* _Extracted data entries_
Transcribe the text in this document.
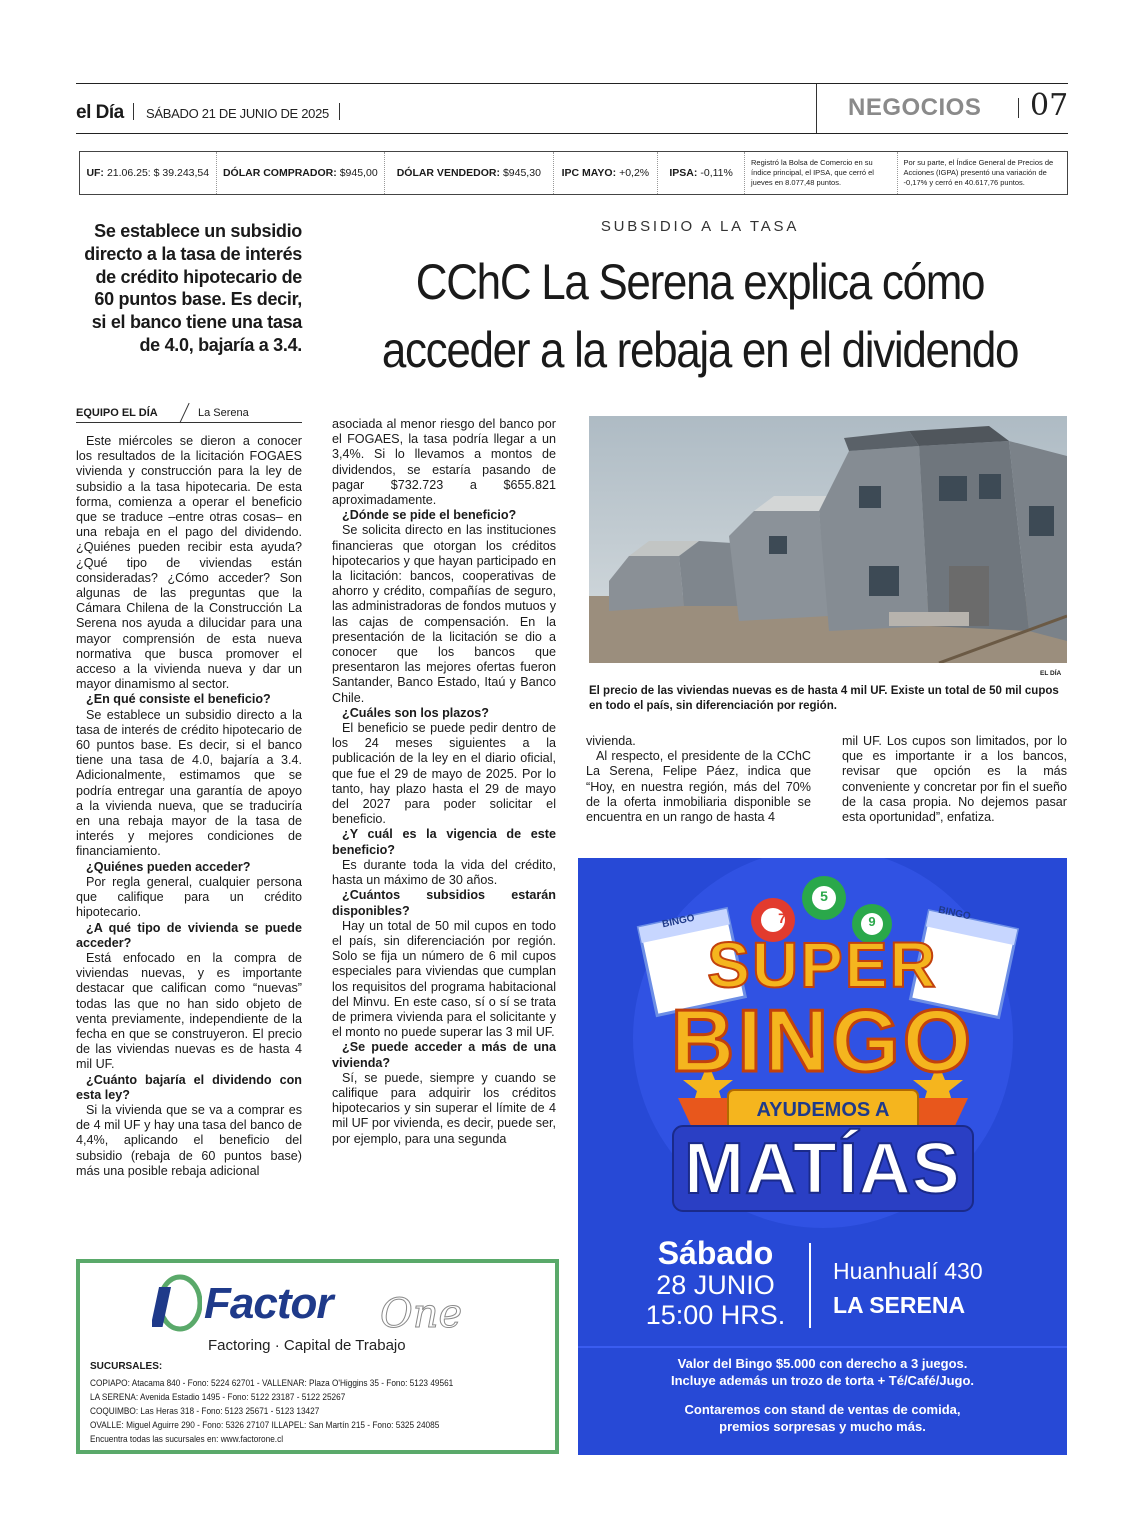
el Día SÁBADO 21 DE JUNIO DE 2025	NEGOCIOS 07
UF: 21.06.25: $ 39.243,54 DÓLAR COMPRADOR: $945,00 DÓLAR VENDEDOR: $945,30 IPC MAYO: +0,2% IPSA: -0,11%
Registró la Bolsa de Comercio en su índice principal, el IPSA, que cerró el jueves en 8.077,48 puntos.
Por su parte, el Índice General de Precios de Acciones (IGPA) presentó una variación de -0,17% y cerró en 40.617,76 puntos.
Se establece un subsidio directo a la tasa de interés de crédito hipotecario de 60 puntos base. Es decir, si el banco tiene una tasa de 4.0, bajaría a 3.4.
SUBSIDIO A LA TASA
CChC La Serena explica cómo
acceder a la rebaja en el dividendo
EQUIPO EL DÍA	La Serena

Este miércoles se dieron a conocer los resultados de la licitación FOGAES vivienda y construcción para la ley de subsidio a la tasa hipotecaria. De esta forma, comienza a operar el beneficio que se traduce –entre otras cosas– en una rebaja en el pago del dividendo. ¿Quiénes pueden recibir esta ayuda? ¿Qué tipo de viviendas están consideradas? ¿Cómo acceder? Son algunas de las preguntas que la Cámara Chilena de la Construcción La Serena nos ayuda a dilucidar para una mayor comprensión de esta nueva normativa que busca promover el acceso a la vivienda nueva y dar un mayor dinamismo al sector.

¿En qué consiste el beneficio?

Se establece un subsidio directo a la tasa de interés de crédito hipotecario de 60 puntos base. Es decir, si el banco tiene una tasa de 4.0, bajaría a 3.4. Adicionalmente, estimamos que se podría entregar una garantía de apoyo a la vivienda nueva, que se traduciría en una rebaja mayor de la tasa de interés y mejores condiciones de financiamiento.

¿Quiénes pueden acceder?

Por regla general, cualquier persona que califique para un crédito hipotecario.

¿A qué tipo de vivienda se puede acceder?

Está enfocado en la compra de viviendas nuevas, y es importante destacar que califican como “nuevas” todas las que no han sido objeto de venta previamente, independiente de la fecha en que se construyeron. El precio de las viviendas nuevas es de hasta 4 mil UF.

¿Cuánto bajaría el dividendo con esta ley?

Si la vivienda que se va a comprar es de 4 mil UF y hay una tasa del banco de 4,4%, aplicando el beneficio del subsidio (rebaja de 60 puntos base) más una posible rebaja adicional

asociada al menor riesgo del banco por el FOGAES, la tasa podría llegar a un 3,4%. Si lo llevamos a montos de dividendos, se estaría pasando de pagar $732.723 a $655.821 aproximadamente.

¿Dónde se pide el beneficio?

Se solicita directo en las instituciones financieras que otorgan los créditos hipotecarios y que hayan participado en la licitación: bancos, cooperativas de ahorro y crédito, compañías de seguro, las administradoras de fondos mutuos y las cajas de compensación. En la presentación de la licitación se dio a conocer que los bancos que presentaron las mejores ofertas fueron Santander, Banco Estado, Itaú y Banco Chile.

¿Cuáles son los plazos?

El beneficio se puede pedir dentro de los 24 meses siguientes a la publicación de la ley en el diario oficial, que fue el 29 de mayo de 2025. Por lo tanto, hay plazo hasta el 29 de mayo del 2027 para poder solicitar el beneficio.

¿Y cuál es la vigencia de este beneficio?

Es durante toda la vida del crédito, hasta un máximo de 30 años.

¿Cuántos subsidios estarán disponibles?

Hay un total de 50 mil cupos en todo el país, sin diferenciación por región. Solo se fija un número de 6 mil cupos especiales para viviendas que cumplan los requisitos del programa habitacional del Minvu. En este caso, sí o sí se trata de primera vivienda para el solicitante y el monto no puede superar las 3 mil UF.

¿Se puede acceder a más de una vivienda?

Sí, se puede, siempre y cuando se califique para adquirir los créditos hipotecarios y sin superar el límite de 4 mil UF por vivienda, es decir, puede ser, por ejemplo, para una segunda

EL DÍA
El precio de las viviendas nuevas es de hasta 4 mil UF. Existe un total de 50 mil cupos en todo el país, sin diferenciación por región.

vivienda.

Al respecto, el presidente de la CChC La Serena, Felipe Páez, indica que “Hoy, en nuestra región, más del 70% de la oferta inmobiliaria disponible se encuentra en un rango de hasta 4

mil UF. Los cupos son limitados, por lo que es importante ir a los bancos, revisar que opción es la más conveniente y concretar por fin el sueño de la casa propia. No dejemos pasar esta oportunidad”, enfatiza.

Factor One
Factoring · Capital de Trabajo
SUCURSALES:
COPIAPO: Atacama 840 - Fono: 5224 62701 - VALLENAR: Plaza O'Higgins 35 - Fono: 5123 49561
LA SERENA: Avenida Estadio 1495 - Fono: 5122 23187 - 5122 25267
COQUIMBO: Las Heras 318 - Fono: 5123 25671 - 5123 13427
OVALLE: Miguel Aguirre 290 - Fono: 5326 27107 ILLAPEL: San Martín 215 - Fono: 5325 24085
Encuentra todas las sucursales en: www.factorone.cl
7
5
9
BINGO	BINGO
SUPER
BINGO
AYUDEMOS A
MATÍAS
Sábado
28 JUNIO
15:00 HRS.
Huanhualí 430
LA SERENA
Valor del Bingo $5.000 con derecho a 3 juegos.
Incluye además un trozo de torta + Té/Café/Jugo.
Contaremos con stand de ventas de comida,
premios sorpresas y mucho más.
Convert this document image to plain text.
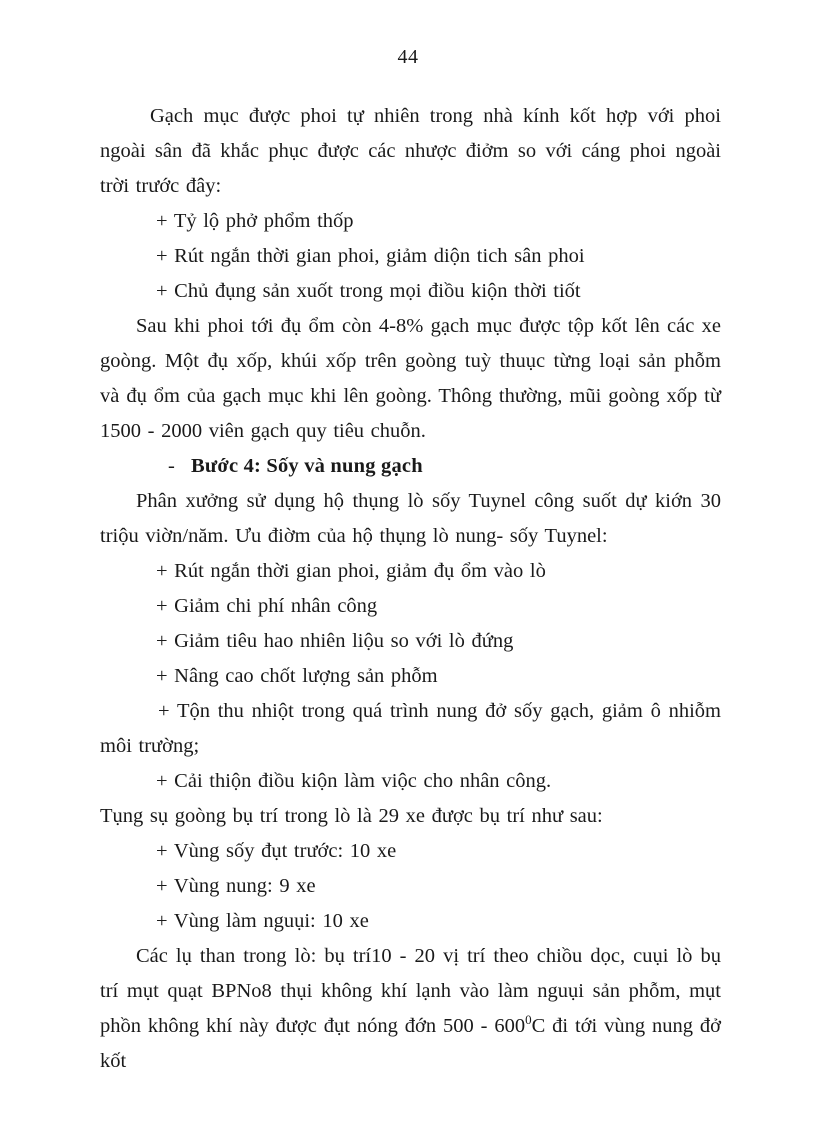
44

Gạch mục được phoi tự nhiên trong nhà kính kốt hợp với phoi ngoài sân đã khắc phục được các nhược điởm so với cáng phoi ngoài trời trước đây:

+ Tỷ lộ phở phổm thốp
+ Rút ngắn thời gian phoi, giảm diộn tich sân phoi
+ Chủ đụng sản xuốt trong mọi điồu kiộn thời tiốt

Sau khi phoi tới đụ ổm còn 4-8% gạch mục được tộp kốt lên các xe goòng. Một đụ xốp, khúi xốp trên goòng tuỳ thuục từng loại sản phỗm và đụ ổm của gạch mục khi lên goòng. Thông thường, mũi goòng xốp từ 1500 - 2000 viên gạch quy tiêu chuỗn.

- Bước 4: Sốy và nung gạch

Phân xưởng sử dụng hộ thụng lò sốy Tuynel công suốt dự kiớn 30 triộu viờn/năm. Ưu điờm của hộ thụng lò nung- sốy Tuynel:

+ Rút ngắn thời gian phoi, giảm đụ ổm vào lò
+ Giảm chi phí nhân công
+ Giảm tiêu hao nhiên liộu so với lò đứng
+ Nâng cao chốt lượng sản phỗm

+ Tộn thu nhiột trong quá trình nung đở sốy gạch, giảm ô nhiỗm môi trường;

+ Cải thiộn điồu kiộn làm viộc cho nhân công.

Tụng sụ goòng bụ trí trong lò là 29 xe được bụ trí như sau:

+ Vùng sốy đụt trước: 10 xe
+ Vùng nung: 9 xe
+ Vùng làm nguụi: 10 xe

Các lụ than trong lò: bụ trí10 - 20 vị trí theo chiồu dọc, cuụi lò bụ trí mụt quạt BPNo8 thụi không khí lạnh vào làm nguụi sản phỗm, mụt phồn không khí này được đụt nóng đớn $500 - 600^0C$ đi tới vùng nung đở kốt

* _WORK TO DO_
The records above are to be restated exactly, without their pictures.

* _TASK SOLUTION_
Transcribe the text in this document.
el Día SÁBADO 21 DE JUNIO DE 2025	NEGOCIOS 07
UF: 21.06.25: $ 39.243,54 DÓLAR COMPRADOR: $945,00 DÓLAR VENDEDOR: $945,30 IPC MAYO: +0,2% IPSA: -0,11%
Registró la Bolsa de Comercio en su índice principal, el IPSA, que cerró el jueves en 8.077,48 puntos.
Por su parte, el Índice General de Precios de Acciones (IGPA) presentó una variación de -0,17% y cerró en 40.617,76 puntos.
Se establece un subsidio directo a la tasa de interés de crédito hipotecario de 60 puntos base. Es decir, si el banco tiene una tasa de 4.0, bajaría a 3.4.
SUBSIDIO A LA TASA
CChC La Serena explica cómo
acceder a la rebaja en el dividendo
EQUIPO EL DÍA	La Serena

Este miércoles se dieron a conocer los resultados de la licitación FOGAES vivienda y construcción para la ley de subsidio a la tasa hipotecaria. De esta forma, comienza a operar el beneficio que se traduce –entre otras cosas– en una rebaja en el pago del dividendo. ¿Quiénes pueden recibir esta ayuda? ¿Qué tipo de viviendas están consideradas? ¿Cómo acceder? Son algunas de las preguntas que la Cámara Chilena de la Construcción La Serena nos ayuda a dilucidar para una mayor comprensión de esta nueva normativa que busca promover el acceso a la vivienda nueva y dar un mayor dinamismo al sector.

¿En qué consiste el beneficio?

Se establece un subsidio directo a la tasa de interés de crédito hipotecario de 60 puntos base. Es decir, si el banco tiene una tasa de 4.0, bajaría a 3.4. Adicionalmente, estimamos que se podría entregar una garantía de apoyo a la vivienda nueva, que se traduciría en una rebaja mayor de la tasa de interés y mejores condiciones de financiamiento.

¿Quiénes pueden acceder?

Por regla general, cualquier persona que califique para un crédito hipotecario.

¿A qué tipo de vivienda se puede acceder?

Está enfocado en la compra de viviendas nuevas, y es importante destacar que califican como “nuevas” todas las que no han sido objeto de venta previamente, independiente de la fecha en que se construyeron. El precio de las viviendas nuevas es de hasta 4 mil UF.

¿Cuánto bajaría el dividendo con esta ley?

Si la vivienda que se va a comprar es de 4 mil UF y hay una tasa del banco de 4,4%, aplicando el beneficio del subsidio (rebaja de 60 puntos base) más una posible rebaja adicional

asociada al menor riesgo del banco por el FOGAES, la tasa podría llegar a un 3,4%. Si lo llevamos a montos de dividendos, se estaría pasando de pagar $732.723 a $655.821 aproximadamente.

¿Dónde se pide el beneficio?

Se solicita directo en las instituciones financieras que otorgan los créditos hipotecarios y que hayan participado en la licitación: bancos, cooperativas de ahorro y crédito, compañías de seguro, las administradoras de fondos mutuos y las cajas de compensación. En la presentación de la licitación se dio a conocer que los bancos que presentaron las mejores ofertas fueron Santander, Banco Estado, Itaú y Banco Chile.

¿Cuáles son los plazos?

El beneficio se puede pedir dentro de los 24 meses siguientes a la publicación de la ley en el diario oficial, que fue el 29 de mayo de 2025. Por lo tanto, hay plazo hasta el 29 de mayo del 2027 para poder solicitar el beneficio.

¿Y cuál es la vigencia de este beneficio?

Es durante toda la vida del crédito, hasta un máximo de 30 años.

¿Cuántos subsidios estarán disponibles?

Hay un total de 50 mil cupos en todo el país, sin diferenciación por región. Solo se fija un número de 6 mil cupos especiales para viviendas que cumplan los requisitos del programa habitacional del Minvu. En este caso, sí o sí se trata de primera vivienda para el solicitante y el monto no puede superar las 3 mil UF.

¿Se puede acceder a más de una vivienda?

Sí, se puede, siempre y cuando se califique para adquirir los créditos hipotecarios y sin superar el límite de 4 mil UF por vivienda, es decir, puede ser, por ejemplo, para una segunda

EL DÍA
El precio de las viviendas nuevas es de hasta 4 mil UF. Existe un total de 50 mil cupos en todo el país, sin diferenciación por región.

vivienda.

Al respecto, el presidente de la CChC La Serena, Felipe Páez, indica que “Hoy, en nuestra región, más del 70% de la oferta inmobiliaria disponible se encuentra en un rango de hasta 4

mil UF. Los cupos son limitados, por lo que es importante ir a los bancos, revisar que opción es la más conveniente y concretar por fin el sueño de la casa propia. No dejemos pasar esta oportunidad”, enfatiza.

Factor One
Factoring · Capital de Trabajo
SUCURSALES:
COPIAPO: Atacama 840 - Fono: 5224 62701 - VALLENAR: Plaza O'Higgins 35 - Fono: 5123 49561
LA SERENA: Avenida Estadio 1495 - Fono: 5122 23187 - 5122 25267
COQUIMBO: Las Heras 318 - Fono: 5123 25671 - 5123 13427
OVALLE: Miguel Aguirre 290 - Fono: 5326 27107 ILLAPEL: San Martín 215 - Fono: 5325 24085
Encuentra todas las sucursales en: www.factorone.cl
7
5
9
BINGO	BINGO
SUPER
BINGO
AYUDEMOS A
MATÍAS
Sábado
28 JUNIO
15:00 HRS.
Huanhualí 430
LA SERENA
Valor del Bingo $5.000 con derecho a 3 juegos.
Incluye además un trozo de torta + Té/Café/Jugo.
Contaremos con stand de ventas de comida,
premios sorpresas y mucho más.
Convert this document image to plain text.
44

Gạch mục được phoi tự nhiên trong nhà kính kốt hợp với phoi ngoài sân đã khắc phục được các nhược điởm so với cáng phoi ngoài trời trước đây:

+ Tỷ lộ phở phổm thốp
+ Rút ngắn thời gian phoi, giảm diộn tich sân phoi
+ Chủ đụng sản xuốt trong mọi điồu kiộn thời tiốt

Sau khi phoi tới đụ ổm còn 4-8% gạch mục được tộp kốt lên các xe goòng. Một đụ xốp, khúi xốp trên goòng tuỳ thuục từng loại sản phỗm và đụ ổm của gạch mục khi lên goòng. Thông thường, mũi goòng xốp từ 1500 - 2000 viên gạch quy tiêu chuỗn.

- Bước 4: Sốy và nung gạch

Phân xưởng sử dụng hộ thụng lò sốy Tuynel công suốt dự kiớn 30 triộu viờn/năm. Ưu điờm của hộ thụng lò nung- sốy Tuynel:

+ Rút ngắn thời gian phoi, giảm đụ ổm vào lò
+ Giảm chi phí nhân công
+ Giảm tiêu hao nhiên liộu so với lò đứng
+ Nâng cao chốt lượng sản phỗm

+ Tộn thu nhiột trong quá trình nung đở sốy gạch, giảm ô nhiỗm môi trường;

+ Cải thiộn điồu kiộn làm viộc cho nhân công.

Tụng sụ goòng bụ trí trong lò là 29 xe được bụ trí như sau:

+ Vùng sốy đụt trước: 10 xe
+ Vùng nung: 9 xe
+ Vùng làm nguụi: 10 xe

Các lụ than trong lò: bụ trí10 - 20 vị trí theo chiồu dọc, cuụi lò bụ trí mụt quạt BPNo8 thụi không khí lạnh vào làm nguụi sản phỗm, mụt phồn không khí này được đụt nóng đớn $500 - 600^0C$ đi tới vùng nung đở kốt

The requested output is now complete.